[EXTRAIT CHOISI]
------------------------
Fin d'une carrière prometteuse ?
Après avoir végété à Lorient où il était en conflit avec son entraîneur, c'est Monaco qui l'accueille avec une option de prêt-achat, au détriment de quelques clubs anglais. Une expérience, quelque peu douloureuse, aujourd'hui. Sauf erreur de notre part, Alain Traoré ne totalise que 23 petites minutes de jeu en Ligue 1, deux matches de Coupe de France (on revoit encore son coup franc sur la barre) et seulement 63 minutes de jeu en Coupe de la Ligue. Confiné sur le banc de touche, si ce n'est dans les tribunes, ce prêt passe pour être le flop de la saison.
Interrogé sur les blessures à répétition de son poulain, le coach Gernot n'a pas caché ses inquiétudes. «Tous les examens possibles s'imposent pour comprendre à quoi est due tant de blessures à répétition», a laissé entendre en substance, le nouvel homme fort des Etalons.
------------------------
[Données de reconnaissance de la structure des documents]

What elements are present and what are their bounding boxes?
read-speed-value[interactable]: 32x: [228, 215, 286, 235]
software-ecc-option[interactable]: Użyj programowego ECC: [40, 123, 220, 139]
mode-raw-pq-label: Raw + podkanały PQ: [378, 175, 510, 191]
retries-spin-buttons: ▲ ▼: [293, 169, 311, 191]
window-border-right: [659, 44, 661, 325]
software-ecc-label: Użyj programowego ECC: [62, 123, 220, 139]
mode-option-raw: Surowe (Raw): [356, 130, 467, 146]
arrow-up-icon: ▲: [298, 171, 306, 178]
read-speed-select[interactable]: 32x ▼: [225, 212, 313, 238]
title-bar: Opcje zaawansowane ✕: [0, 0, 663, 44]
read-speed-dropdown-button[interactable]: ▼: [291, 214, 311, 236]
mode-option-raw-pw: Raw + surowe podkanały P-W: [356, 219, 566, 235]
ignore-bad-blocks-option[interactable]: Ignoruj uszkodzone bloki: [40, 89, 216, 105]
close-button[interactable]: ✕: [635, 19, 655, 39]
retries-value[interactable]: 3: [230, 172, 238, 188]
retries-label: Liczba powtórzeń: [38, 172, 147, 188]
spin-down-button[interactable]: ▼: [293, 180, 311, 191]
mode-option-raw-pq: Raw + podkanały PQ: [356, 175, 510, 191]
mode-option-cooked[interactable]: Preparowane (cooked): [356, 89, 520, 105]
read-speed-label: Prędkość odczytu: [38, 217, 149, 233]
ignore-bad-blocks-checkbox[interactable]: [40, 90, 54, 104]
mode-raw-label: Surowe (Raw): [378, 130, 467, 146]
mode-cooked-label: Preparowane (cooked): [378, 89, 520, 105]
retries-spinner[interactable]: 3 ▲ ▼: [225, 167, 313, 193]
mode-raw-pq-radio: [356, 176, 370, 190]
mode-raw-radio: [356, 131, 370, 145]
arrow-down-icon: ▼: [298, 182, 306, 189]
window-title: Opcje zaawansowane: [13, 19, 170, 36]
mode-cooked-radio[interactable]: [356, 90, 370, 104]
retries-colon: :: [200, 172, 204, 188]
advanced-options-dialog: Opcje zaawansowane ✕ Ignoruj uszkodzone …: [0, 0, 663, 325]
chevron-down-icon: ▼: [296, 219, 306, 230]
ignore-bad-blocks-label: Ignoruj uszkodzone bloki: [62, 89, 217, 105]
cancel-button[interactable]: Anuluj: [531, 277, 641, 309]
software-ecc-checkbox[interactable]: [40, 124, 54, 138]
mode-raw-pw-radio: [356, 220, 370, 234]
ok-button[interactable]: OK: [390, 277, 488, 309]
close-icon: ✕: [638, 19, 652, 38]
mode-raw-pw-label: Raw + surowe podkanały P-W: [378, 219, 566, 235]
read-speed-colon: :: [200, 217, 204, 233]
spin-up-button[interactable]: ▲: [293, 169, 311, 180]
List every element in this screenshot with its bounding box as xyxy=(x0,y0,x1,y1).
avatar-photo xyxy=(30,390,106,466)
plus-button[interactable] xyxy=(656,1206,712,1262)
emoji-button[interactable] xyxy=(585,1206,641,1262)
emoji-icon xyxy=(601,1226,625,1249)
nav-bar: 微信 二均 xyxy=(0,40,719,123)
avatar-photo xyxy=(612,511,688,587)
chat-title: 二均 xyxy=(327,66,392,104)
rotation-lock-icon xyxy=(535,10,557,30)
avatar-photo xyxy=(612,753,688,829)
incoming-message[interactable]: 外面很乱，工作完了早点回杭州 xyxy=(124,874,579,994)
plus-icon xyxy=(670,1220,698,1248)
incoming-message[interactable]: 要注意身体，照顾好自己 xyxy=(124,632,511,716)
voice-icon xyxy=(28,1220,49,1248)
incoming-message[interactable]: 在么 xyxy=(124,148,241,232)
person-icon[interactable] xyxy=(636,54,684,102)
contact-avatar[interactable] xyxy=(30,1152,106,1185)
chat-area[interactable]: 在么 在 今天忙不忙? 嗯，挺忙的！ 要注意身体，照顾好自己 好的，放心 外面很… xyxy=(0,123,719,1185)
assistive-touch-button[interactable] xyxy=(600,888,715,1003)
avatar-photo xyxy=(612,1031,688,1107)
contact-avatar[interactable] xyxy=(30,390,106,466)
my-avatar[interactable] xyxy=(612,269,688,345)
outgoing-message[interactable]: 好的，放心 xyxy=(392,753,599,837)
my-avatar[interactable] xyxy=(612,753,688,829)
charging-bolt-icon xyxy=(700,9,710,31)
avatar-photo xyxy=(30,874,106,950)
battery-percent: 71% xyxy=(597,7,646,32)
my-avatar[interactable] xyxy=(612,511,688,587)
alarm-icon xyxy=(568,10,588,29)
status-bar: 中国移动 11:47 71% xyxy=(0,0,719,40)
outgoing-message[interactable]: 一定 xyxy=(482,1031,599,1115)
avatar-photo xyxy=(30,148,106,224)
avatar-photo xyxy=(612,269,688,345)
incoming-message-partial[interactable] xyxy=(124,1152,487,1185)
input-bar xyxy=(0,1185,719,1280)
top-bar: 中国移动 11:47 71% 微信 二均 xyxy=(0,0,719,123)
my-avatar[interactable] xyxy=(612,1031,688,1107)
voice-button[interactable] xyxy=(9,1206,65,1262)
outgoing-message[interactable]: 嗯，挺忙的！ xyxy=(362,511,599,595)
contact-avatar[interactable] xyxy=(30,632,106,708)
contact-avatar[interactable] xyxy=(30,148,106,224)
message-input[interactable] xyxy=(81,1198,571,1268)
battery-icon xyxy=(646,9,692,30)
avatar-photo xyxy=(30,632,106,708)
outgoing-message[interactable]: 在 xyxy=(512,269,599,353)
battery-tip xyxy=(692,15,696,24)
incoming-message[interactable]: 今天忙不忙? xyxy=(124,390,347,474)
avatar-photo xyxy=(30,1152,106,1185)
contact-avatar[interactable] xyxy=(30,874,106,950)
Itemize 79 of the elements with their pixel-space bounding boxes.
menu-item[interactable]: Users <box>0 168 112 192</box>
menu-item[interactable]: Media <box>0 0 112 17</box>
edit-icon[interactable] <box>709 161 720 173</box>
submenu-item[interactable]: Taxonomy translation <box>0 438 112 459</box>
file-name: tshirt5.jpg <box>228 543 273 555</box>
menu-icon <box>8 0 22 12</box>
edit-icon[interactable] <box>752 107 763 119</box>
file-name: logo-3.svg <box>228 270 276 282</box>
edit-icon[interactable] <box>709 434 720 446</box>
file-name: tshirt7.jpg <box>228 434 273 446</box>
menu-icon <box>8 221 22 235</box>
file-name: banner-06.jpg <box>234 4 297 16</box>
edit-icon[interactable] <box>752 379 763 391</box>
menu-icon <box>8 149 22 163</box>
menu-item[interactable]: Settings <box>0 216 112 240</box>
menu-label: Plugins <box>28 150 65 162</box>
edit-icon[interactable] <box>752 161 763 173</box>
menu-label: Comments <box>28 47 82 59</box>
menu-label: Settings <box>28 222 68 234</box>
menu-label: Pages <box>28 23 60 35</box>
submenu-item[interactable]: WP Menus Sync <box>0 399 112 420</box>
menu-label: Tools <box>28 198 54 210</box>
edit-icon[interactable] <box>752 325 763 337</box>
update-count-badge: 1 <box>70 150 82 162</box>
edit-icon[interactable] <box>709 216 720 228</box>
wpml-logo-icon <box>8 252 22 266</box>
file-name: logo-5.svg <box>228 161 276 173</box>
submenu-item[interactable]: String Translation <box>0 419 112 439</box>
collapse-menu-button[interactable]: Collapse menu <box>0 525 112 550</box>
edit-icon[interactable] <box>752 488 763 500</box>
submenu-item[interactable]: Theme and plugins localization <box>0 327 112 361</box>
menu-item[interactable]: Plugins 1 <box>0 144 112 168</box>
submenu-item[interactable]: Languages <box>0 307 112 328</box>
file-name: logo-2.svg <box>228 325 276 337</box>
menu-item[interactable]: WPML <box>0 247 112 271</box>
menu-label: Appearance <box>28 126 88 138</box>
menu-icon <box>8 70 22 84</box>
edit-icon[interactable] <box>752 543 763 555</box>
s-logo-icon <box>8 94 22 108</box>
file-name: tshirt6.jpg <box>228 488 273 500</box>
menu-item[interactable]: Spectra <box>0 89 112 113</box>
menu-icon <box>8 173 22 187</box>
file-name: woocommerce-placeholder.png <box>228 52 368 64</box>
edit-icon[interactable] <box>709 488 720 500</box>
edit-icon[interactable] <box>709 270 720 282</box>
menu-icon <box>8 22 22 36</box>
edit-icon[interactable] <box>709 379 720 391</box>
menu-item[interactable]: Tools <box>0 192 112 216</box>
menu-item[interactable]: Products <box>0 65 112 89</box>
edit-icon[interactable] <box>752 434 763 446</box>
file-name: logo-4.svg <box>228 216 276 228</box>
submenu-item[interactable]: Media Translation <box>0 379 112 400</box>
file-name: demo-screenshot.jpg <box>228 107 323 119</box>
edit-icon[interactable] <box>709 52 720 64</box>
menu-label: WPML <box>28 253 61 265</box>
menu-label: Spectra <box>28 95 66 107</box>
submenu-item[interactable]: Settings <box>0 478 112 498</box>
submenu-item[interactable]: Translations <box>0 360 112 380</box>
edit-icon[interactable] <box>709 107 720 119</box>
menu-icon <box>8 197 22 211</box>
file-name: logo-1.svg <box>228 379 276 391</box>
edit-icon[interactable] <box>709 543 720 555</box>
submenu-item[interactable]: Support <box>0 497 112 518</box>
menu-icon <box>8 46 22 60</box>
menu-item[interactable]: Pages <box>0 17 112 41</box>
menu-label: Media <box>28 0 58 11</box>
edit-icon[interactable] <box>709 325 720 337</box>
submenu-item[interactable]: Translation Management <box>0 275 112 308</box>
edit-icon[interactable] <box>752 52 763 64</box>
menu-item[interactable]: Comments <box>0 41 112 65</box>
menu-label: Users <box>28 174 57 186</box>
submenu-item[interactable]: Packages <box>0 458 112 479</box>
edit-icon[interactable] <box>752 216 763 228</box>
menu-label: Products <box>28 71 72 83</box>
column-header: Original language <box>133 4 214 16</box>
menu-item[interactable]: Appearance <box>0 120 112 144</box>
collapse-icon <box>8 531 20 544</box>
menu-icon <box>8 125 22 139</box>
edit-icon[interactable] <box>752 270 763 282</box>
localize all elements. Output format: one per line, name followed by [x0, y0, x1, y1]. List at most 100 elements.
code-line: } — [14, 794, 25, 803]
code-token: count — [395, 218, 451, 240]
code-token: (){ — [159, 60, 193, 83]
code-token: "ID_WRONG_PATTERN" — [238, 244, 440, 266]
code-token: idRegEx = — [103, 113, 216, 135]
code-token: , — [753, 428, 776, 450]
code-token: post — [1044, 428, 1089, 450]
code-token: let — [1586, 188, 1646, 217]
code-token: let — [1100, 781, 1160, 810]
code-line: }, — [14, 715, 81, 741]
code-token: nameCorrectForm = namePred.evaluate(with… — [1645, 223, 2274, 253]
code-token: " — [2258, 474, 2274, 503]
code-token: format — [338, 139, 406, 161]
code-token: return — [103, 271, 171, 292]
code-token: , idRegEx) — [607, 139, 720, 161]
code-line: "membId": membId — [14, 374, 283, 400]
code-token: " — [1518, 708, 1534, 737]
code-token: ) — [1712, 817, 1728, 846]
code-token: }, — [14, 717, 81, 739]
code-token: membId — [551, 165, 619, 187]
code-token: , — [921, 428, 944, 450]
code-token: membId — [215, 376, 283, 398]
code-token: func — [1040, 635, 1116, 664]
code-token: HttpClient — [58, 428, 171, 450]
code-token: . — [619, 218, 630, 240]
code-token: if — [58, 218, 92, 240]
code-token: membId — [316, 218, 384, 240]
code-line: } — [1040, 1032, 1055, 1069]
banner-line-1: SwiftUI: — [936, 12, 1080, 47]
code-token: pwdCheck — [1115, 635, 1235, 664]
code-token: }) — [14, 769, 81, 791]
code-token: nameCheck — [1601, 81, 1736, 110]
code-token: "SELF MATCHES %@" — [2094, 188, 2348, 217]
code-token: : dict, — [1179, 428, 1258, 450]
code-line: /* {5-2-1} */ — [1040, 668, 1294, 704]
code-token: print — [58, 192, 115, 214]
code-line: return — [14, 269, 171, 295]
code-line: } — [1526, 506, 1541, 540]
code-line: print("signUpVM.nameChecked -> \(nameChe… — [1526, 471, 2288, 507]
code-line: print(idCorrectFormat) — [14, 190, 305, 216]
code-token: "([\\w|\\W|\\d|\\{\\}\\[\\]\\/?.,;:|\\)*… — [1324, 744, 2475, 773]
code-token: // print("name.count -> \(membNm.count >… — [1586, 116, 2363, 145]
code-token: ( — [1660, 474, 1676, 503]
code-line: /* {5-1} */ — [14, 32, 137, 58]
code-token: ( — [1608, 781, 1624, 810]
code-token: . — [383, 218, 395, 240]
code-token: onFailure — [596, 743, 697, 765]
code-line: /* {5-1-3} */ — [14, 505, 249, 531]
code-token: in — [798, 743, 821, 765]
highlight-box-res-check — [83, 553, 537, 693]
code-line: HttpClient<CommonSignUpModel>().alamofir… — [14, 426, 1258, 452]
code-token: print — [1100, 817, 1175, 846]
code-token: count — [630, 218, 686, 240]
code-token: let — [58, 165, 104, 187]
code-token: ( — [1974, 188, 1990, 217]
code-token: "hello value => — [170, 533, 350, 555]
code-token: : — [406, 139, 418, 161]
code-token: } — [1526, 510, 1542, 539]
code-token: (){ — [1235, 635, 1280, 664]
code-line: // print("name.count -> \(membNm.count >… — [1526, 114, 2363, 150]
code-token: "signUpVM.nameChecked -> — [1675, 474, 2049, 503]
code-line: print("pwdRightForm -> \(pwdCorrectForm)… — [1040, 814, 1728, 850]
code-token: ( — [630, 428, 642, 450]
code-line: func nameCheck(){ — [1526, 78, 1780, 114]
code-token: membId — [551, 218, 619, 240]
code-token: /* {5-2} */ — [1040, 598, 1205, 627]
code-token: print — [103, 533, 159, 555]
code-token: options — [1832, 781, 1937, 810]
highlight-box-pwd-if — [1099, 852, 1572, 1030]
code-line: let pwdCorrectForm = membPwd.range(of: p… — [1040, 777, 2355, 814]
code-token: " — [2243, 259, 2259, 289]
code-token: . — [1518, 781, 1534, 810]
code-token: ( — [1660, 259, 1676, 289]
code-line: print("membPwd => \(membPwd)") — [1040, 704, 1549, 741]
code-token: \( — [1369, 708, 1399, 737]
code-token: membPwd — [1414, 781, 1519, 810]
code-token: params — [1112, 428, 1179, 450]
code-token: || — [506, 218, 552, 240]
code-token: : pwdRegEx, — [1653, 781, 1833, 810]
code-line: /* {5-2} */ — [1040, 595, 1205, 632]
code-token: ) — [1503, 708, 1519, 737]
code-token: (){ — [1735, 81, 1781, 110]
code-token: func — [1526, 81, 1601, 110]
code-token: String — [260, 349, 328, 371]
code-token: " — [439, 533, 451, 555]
------------------------
[TÂCHE 1] Quelles compétitions sont mentionnées dans l'extrait choisi ?
[TÂCHE 2] D'après l'extrait choisi, quel club a accueilli Alain Traoré après Lorient ?

[RÉPONSE 1]
- Ligue 1
- Coupe de France
- Coupe de la Ligue

[RÉPONSE 2] Monaco, avec une option de prêt-achat.